REQUEST -> Go through the material below and copy all lines with "zachodniej".

RECORDS FOR THE TASK ->

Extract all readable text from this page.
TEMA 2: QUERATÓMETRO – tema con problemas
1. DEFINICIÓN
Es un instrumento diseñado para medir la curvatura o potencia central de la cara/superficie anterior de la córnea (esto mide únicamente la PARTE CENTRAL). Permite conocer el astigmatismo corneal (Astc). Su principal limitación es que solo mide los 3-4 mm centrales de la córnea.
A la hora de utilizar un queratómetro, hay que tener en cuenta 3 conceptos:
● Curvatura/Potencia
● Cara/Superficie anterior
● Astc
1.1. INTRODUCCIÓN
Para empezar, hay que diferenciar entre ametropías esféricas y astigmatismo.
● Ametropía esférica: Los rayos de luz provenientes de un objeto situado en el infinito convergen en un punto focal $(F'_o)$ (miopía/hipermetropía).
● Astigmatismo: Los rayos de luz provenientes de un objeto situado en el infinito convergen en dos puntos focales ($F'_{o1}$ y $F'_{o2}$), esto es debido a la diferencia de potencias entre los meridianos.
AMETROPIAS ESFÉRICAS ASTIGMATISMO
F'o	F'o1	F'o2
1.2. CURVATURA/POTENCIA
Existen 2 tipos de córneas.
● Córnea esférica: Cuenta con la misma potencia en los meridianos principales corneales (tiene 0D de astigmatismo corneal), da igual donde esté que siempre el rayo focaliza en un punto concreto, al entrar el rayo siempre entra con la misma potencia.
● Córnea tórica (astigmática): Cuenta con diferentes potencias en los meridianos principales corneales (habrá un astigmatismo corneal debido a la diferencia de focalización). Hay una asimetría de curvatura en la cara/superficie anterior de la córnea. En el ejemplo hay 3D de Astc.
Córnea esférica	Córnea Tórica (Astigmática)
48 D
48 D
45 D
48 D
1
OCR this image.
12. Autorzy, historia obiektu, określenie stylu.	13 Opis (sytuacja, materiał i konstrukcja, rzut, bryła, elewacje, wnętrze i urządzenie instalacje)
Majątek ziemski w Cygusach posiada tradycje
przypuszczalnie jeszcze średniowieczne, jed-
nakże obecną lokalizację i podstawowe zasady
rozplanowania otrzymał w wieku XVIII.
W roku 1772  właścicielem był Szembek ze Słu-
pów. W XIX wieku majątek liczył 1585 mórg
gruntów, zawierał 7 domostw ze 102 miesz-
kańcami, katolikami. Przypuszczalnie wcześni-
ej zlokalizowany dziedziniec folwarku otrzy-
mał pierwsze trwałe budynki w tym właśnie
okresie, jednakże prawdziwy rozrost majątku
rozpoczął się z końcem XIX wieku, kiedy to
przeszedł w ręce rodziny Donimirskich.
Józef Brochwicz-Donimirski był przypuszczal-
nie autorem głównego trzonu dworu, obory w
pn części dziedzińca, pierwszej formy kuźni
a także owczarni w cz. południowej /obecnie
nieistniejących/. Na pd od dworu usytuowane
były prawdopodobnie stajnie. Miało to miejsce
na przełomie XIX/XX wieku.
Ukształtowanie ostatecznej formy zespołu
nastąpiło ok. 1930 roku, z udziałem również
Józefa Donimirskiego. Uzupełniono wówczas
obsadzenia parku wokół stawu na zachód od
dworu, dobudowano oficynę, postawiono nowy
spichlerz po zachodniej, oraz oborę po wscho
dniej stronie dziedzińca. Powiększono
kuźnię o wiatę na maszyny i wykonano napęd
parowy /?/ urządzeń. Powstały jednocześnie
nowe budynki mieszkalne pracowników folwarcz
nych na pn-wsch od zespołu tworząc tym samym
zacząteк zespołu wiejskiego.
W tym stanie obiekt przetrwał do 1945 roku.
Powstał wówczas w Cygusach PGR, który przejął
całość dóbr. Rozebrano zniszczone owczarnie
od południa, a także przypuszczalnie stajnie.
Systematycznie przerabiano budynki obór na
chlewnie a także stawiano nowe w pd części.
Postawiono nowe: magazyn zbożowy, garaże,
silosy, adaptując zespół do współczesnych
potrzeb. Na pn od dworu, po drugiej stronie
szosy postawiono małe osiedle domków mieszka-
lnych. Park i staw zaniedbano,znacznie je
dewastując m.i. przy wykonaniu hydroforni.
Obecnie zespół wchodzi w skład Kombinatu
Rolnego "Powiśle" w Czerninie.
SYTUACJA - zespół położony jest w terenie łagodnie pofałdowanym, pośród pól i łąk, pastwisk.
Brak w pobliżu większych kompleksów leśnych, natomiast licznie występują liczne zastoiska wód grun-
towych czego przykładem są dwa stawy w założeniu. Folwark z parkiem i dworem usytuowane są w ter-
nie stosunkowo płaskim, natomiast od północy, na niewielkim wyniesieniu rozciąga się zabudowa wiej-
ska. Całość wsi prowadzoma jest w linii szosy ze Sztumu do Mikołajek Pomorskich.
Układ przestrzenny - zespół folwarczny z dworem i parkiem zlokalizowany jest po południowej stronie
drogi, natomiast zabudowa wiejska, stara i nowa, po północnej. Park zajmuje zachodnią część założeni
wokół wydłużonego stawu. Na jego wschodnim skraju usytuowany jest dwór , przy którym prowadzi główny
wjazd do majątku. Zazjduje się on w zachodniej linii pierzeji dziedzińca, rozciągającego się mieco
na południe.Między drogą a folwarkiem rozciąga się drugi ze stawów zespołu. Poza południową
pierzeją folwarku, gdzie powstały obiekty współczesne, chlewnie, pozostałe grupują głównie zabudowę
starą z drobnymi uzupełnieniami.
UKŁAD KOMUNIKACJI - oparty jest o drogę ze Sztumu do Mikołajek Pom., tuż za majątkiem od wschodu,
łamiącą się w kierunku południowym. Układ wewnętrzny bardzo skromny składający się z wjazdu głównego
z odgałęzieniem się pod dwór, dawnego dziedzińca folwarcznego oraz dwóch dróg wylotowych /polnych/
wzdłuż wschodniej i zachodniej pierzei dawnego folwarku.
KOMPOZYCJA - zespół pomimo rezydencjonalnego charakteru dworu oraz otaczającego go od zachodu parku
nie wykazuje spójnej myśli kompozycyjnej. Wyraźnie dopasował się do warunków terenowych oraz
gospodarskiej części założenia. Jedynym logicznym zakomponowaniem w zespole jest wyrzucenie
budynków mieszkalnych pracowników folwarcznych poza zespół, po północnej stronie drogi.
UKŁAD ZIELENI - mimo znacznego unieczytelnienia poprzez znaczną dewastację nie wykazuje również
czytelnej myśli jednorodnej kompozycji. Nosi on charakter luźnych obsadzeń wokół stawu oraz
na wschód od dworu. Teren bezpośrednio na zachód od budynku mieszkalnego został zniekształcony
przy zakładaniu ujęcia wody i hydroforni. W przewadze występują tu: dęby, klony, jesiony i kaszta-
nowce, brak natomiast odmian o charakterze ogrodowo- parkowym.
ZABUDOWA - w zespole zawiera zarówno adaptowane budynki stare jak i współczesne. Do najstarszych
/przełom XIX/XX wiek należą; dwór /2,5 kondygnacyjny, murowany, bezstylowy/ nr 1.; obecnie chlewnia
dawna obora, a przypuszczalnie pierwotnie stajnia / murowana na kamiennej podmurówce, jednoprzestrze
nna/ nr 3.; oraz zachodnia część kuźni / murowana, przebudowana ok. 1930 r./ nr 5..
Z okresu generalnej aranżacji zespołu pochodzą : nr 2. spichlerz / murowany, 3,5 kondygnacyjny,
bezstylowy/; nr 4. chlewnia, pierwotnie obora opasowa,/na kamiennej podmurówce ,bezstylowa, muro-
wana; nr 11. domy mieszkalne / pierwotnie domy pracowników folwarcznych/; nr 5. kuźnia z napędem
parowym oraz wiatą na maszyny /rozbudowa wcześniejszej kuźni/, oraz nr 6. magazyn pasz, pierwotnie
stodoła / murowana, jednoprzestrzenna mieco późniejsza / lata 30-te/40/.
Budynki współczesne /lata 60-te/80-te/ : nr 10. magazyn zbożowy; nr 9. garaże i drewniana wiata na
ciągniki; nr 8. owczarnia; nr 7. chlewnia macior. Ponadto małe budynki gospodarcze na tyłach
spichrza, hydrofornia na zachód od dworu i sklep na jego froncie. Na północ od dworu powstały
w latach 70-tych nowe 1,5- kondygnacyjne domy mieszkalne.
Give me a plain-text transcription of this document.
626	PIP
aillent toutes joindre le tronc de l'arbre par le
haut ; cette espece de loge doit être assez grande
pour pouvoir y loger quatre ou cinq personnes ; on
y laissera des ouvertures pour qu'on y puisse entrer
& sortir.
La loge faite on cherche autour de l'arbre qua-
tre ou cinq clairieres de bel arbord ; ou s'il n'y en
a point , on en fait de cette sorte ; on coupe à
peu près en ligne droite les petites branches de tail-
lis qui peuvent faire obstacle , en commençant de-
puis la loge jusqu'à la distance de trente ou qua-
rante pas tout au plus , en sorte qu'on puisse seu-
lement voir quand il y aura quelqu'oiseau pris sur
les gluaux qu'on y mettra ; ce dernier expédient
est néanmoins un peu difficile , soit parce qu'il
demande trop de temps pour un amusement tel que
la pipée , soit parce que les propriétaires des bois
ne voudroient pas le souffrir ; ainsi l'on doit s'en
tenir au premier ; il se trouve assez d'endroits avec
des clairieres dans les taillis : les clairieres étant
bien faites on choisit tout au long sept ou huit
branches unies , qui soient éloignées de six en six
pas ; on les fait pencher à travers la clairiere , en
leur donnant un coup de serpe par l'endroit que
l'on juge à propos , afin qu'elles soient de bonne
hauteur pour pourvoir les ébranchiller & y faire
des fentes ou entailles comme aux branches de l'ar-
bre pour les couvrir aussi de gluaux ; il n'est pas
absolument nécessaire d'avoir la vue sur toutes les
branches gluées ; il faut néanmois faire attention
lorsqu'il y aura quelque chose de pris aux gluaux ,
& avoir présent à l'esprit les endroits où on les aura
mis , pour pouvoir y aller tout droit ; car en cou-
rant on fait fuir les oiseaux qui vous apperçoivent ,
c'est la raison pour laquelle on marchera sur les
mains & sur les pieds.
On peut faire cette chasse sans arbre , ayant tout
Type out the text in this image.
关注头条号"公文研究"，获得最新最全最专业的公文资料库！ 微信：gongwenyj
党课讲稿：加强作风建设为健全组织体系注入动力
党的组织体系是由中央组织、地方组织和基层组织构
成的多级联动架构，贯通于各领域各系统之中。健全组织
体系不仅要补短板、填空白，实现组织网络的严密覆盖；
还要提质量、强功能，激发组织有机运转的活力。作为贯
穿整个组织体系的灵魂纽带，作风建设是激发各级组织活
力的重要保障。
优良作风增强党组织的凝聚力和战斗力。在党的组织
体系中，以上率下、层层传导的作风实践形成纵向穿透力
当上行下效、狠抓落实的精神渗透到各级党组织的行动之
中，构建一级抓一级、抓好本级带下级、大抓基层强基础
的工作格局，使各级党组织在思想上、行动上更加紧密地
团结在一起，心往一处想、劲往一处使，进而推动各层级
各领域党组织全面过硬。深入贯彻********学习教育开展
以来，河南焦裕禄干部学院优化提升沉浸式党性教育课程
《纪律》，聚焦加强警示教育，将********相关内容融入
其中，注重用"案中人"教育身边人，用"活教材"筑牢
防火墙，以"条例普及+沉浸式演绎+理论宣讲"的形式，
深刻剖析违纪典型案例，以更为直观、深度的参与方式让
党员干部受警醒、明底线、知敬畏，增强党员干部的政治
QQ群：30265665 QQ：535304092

EXERCISE RESPONSE ->
spichlerz po zachodniej, oraz oborę po wscho
wjazd do majątku. Zazjduje się on w zachodniej linii pierzeji dziedzińca, rozciągającego się mieco
wzdłuż wschodniej i zachodniej pierzei dawnego folwarku.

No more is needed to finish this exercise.